Sen. Obama’s latest campaign video, “Keating Economics: John McCain and the Making of a Financial Crisis,” features William Black, the former deputy director of the Federal Home Loan Bank Board, who attended a meeting, in April 1987, of McCain, four other senators and Black’s boss at the time, Edwin Gray.
The “Keating Five” scandal became the symbol of the collapse of the nation’s savings and loan industry and the ensuing $124 billion government bailout.
Black and Gray testified before the Senate Ethics Committee in 1990 that McCain, along with Sens. Dennis DeConcin (D-Ariz.), Alan Cranston (D-Calif.), John Glenn (D-Ohio) and Don Riegle (D-Mich.), pressured Gray to relax an investment regulation opposed by Charles Keating. The committee ruled that McCain exercised “poor judgment” for his role in the affair.

## SUPPLIED MATERIAL:
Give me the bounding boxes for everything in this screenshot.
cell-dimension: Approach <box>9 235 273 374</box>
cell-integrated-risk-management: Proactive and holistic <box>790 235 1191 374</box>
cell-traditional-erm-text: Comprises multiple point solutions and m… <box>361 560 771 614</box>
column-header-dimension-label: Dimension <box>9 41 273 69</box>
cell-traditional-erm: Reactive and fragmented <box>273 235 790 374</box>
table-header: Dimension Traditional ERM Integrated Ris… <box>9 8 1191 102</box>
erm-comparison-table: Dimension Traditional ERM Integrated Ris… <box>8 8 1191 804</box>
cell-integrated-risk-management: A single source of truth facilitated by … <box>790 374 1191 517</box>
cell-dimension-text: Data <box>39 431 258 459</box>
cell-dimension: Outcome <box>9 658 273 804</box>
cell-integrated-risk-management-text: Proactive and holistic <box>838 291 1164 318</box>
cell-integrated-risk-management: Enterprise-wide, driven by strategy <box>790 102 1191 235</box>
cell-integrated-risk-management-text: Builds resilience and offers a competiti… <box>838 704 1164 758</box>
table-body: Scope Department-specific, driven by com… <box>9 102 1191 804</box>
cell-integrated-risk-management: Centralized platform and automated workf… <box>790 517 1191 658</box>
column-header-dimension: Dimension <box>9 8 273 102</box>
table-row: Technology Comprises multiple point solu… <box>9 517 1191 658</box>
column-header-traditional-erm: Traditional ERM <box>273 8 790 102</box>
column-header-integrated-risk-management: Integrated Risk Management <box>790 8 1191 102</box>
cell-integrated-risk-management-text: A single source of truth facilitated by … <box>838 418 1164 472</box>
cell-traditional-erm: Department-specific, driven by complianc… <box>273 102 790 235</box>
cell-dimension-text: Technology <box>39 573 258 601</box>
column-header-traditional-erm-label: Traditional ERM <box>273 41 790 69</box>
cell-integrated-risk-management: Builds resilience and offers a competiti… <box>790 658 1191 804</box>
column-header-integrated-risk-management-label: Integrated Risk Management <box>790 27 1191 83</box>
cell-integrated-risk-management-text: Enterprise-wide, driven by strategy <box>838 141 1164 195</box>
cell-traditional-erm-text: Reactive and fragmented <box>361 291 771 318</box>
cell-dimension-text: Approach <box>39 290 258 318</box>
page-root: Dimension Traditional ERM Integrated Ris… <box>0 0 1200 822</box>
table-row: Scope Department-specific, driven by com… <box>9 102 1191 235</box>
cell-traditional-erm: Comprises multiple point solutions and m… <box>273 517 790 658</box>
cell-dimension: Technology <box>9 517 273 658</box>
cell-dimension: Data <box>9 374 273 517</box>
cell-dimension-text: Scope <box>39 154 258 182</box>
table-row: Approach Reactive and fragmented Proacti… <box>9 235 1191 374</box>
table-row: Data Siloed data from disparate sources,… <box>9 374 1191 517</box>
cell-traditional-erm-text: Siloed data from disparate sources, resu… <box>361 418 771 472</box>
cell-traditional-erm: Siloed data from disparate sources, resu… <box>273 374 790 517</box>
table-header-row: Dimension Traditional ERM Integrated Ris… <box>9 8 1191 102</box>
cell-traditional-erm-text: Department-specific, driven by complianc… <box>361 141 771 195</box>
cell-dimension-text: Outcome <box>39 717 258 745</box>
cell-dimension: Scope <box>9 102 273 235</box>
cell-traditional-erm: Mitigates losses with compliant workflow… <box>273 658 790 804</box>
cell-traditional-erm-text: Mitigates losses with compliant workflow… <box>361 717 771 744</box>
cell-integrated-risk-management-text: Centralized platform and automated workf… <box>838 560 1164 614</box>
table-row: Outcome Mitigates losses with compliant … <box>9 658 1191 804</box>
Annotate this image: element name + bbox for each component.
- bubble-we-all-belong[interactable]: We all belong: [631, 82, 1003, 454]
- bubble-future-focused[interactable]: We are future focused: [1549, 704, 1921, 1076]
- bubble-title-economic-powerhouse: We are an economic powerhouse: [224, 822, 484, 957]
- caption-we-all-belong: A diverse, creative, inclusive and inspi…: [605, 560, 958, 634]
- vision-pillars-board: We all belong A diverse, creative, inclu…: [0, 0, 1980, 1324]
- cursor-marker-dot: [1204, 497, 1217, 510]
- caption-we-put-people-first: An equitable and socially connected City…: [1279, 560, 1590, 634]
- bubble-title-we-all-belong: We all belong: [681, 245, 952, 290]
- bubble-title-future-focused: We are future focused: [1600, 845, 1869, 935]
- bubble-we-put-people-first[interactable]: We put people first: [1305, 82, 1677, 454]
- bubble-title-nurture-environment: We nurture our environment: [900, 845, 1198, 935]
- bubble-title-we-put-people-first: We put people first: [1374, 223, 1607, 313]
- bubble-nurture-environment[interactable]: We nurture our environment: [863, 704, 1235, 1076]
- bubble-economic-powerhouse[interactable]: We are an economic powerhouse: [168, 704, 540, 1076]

## WHAT THIS EXERCISE ASKS:
**1.** In the passage about the Keating Five, what did the Senate Ethics Committee rule about McCain's role in the affair?
**2.** From the entries, extract every line verbatim, beginning with the first line of the entries and stopping after the line that contains "cell-integrated-risk-management-text: A single".

## SOLUTIONS TO EACH TASK:
**1.** The committee ruled that McCain exercised "poor judgment" for his role in the affair.

**2.**
Give me the bounding boxes for everything in this screenshot.
cell-dimension: Approach <box>9 235 273 374</box>
cell-integrated-risk-management: Proactive and holistic <box>790 235 1191 374</box>
cell-traditional-erm-text: Comprises multiple point solutions and m… <box>361 560 771 614</box>
column-header-dimension-label: Dimension <box>9 41 273 69</box>
cell-traditional-erm: Reactive and fragmented <box>273 235 790 374</box>
table-header: Dimension Traditional ERM Integrated Ris… <box>9 8 1191 102</box>
erm-comparison-table: Dimension Traditional ERM Integrated Ris… <box>8 8 1191 804</box>
cell-integrated-risk-management: A single source of truth facilitated by … <box>790 374 1191 517</box>
cell-dimension-text: Data <box>39 431 258 459</box>
cell-dimension: Outcome <box>9 658 273 804</box>
cell-integrated-risk-management-text: Proactive and holistic <box>838 291 1164 318</box>
cell-integrated-risk-management: Enterprise-wide, driven by strategy <box>790 102 1191 235</box>
cell-integrated-risk-management-text: Builds resilience and offers a competiti… <box>838 704 1164 758</box>
table-body: Scope Department-specific, driven by com… <box>9 102 1191 804</box>
cell-integrated-risk-management: Centralized platform and automated workf… <box>790 517 1191 658</box>
column-header-dimension: Dimension <box>9 8 273 102</box>
table-row: Technology Comprises multiple point solu… <box>9 517 1191 658</box>
column-header-traditional-erm: Traditional ERM <box>273 8 790 102</box>
column-header-integrated-risk-management: Integrated Risk Management <box>790 8 1191 102</box>
cell-integrated-risk-management-text: A single source of truth facilitated by … <box>838 418 1164 472</box>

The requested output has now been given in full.